Short task >>
Starting at the line with "Output the text content of this document." and stopping at the final line, retype the data below exactly; do not carry over any pictures.

Records contained in a dataset:

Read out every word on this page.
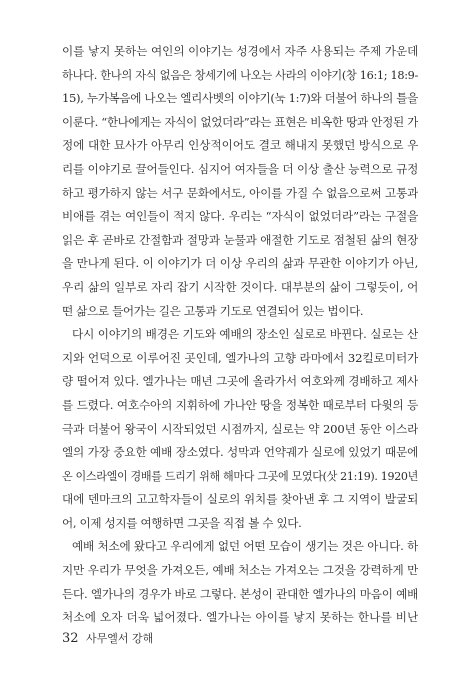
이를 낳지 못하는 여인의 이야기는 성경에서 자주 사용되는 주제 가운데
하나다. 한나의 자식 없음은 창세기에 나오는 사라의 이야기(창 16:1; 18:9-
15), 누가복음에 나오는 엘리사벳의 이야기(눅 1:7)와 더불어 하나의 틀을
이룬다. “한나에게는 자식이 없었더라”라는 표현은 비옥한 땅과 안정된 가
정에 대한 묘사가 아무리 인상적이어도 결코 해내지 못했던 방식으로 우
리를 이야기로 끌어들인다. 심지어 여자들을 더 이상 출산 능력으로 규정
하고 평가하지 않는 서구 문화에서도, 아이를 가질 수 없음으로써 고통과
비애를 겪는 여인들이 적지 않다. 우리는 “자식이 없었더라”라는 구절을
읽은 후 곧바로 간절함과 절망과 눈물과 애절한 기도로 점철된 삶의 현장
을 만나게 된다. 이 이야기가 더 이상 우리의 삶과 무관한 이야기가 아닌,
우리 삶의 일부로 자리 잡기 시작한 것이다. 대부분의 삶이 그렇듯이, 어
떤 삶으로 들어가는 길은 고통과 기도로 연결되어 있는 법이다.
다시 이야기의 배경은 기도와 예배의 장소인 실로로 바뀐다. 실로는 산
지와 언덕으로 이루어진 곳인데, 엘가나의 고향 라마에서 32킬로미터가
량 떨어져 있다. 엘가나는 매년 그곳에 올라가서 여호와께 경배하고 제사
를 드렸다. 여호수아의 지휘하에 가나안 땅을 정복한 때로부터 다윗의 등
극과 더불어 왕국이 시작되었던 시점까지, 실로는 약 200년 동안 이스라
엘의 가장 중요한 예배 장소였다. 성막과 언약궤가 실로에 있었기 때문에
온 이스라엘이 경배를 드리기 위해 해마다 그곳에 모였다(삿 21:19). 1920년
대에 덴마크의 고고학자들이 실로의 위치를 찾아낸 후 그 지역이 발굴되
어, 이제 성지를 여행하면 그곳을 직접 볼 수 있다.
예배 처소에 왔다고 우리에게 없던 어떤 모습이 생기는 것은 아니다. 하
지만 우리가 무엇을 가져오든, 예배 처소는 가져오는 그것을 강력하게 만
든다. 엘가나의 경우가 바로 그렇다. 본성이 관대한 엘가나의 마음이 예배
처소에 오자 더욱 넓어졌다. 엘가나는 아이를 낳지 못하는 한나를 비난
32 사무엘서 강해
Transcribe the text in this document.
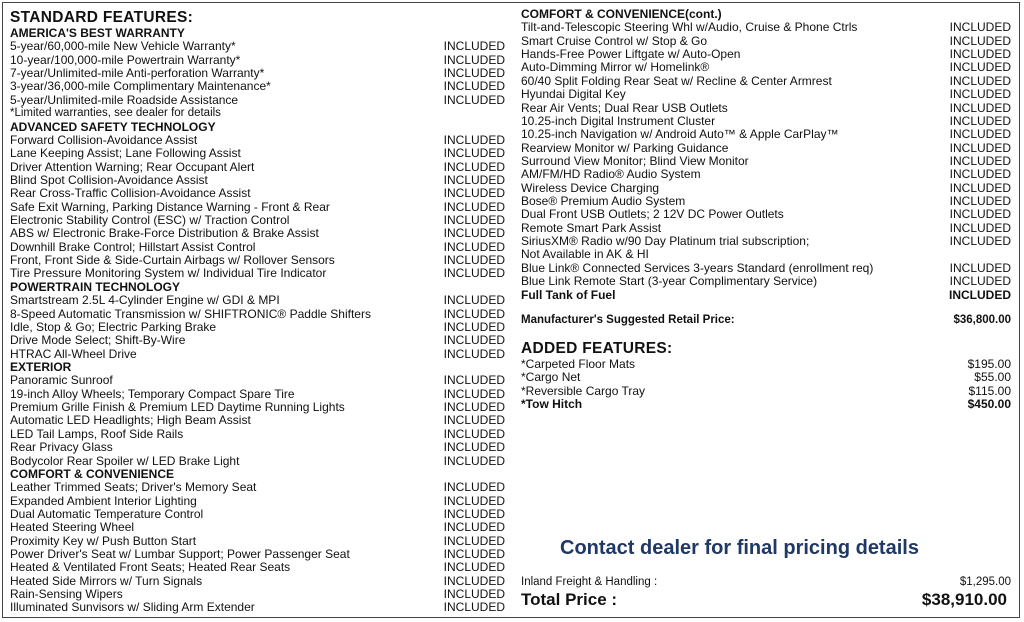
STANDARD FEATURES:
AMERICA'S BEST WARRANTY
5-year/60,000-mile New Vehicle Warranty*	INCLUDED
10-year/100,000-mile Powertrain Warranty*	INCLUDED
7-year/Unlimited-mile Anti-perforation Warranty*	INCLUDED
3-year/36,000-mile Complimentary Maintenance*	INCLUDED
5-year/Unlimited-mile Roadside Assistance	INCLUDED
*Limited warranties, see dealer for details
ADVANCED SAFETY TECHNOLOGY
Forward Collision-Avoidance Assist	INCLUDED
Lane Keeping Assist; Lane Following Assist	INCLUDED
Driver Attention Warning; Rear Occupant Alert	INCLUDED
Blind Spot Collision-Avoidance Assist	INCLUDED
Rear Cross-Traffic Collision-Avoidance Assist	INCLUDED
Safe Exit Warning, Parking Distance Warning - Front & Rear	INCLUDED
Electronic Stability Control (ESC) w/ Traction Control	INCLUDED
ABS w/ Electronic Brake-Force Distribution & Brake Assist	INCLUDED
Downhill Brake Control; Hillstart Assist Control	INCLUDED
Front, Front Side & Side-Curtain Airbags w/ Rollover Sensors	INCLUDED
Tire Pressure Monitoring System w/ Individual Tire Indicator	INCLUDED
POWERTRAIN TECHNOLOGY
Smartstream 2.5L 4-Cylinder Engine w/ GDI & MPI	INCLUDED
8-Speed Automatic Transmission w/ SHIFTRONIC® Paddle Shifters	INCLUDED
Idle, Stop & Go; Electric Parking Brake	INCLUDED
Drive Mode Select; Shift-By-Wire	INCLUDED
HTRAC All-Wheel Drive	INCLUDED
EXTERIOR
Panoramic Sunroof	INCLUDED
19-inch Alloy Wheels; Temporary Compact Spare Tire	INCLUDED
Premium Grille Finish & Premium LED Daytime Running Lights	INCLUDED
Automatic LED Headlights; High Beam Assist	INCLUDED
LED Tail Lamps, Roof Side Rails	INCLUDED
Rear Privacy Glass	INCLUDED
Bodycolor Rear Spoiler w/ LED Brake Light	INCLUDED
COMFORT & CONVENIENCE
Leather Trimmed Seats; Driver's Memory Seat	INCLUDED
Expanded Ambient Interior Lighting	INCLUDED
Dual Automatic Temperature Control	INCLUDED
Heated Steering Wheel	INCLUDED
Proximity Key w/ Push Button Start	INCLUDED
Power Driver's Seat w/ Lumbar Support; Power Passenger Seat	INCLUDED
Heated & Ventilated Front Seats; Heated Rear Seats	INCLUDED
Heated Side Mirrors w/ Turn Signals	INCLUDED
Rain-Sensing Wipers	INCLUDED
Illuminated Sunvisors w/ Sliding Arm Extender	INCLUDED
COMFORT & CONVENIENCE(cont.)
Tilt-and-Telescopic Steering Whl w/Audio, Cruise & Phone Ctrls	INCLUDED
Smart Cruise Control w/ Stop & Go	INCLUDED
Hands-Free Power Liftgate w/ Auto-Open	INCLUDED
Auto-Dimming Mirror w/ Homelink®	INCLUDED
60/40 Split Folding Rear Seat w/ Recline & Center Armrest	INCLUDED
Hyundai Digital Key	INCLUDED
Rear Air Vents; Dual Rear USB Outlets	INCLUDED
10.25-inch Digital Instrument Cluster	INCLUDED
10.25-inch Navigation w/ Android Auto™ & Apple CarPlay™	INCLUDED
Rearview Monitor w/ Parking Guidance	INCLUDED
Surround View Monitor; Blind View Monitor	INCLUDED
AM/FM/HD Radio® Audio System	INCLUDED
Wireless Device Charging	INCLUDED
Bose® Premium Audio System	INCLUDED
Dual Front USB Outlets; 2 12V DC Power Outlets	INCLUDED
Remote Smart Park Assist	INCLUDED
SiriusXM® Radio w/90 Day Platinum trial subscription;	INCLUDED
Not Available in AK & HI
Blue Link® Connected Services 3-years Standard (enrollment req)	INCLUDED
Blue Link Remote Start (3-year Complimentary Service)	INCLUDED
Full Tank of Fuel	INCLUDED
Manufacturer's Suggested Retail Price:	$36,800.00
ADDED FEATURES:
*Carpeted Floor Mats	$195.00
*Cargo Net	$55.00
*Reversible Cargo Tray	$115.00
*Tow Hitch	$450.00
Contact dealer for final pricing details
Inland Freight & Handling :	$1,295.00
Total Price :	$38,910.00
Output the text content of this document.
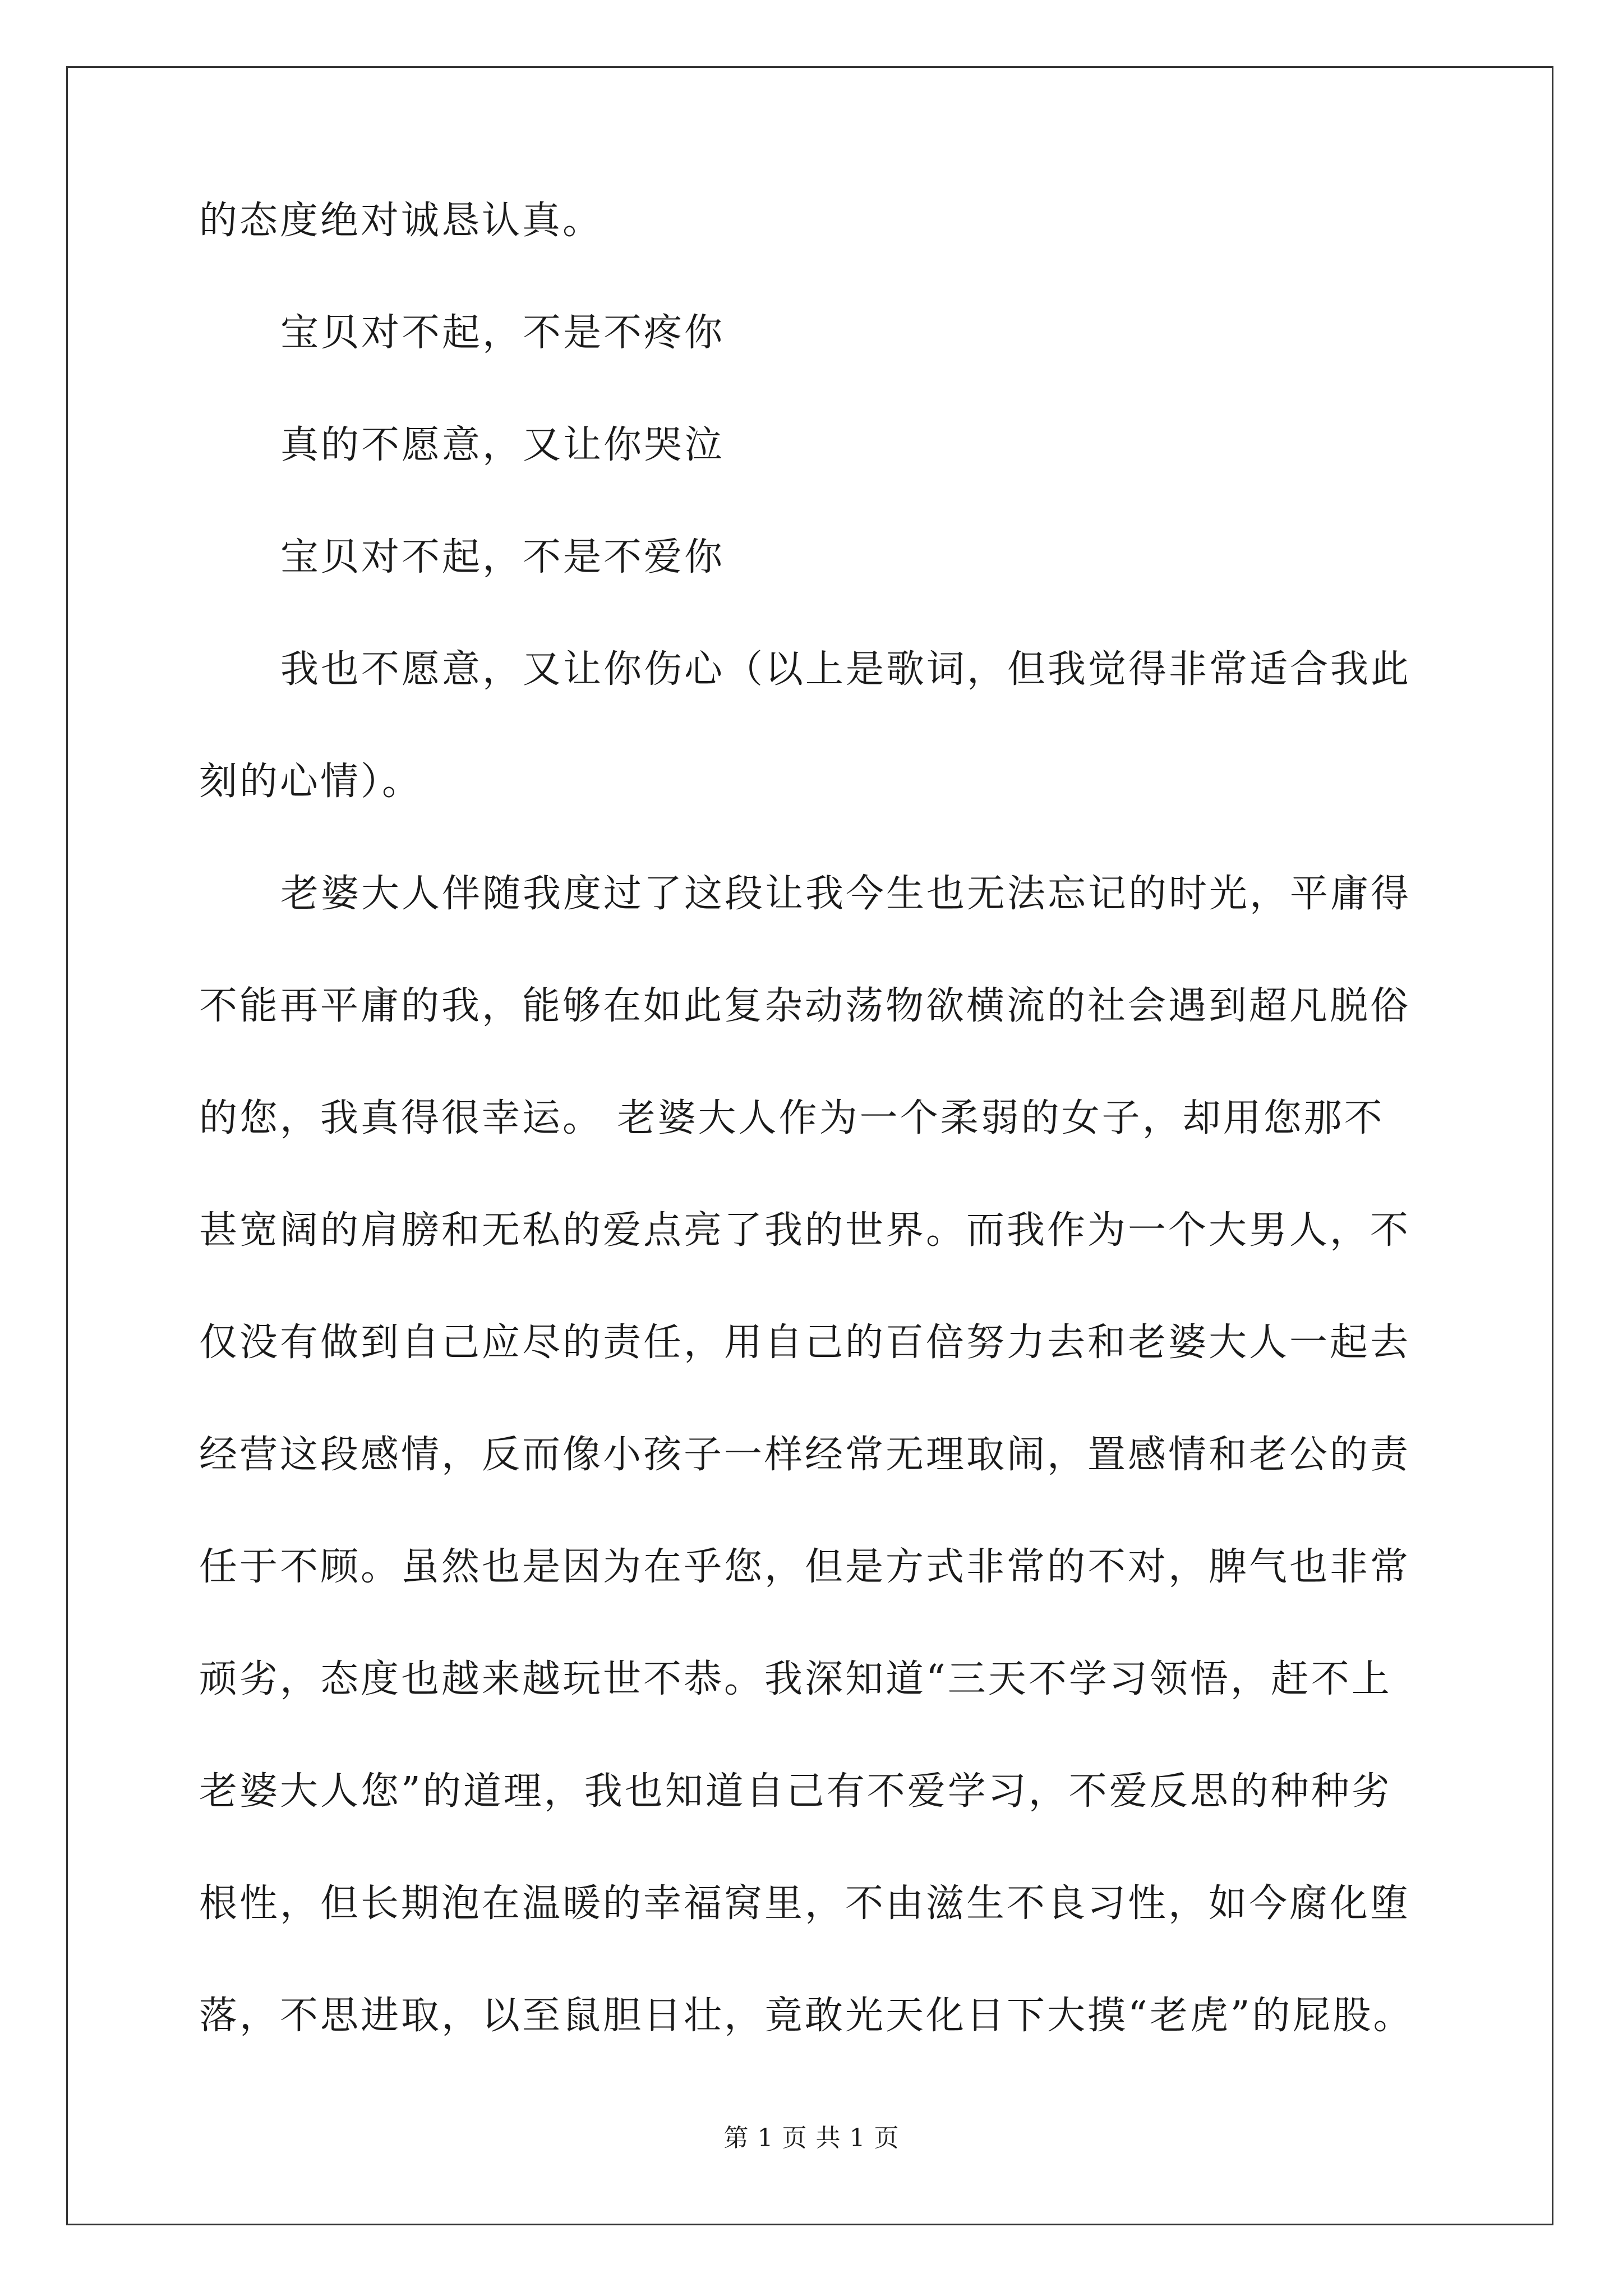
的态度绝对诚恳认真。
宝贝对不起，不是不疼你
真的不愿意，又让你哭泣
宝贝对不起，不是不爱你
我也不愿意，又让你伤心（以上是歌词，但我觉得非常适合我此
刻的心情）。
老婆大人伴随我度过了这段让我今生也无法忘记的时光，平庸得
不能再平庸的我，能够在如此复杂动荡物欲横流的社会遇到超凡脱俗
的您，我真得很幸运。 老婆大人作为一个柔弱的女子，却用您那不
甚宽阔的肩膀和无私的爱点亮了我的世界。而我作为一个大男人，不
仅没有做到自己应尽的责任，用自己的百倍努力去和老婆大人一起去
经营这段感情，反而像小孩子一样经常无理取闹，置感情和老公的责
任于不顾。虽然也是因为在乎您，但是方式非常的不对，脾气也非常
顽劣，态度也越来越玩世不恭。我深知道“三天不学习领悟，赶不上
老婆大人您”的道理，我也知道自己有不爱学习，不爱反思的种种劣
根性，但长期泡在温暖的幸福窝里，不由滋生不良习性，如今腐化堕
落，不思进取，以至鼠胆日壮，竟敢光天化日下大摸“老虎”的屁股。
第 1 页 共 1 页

Full response >>
Output the text content of this document.
的态度绝对诚恳认真。
宝贝对不起，不是不疼你
真的不愿意，又让你哭泣
宝贝对不起，不是不爱你
我也不愿意，又让你伤心（以上是歌词，但我觉得非常适合我此
刻的心情）。
老婆大人伴随我度过了这段让我今生也无法忘记的时光，平庸得
不能再平庸的我，能够在如此复杂动荡物欲横流的社会遇到超凡脱俗
的您，我真得很幸运。 老婆大人作为一个柔弱的女子，却用您那不
甚宽阔的肩膀和无私的爱点亮了我的世界。而我作为一个大男人，不
仅没有做到自己应尽的责任，用自己的百倍努力去和老婆大人一起去
经营这段感情，反而像小孩子一样经常无理取闹，置感情和老公的责
任于不顾。虽然也是因为在乎您，但是方式非常的不对，脾气也非常
顽劣，态度也越来越玩世不恭。我深知道“三天不学习领悟，赶不上
老婆大人您”的道理，我也知道自己有不爱学习，不爱反思的种种劣
根性，但长期泡在温暖的幸福窝里，不由滋生不良习性，如今腐化堕
落，不思进取，以至鼠胆日壮，竟敢光天化日下大摸“老虎”的屁股。
第 1 页 共 1 页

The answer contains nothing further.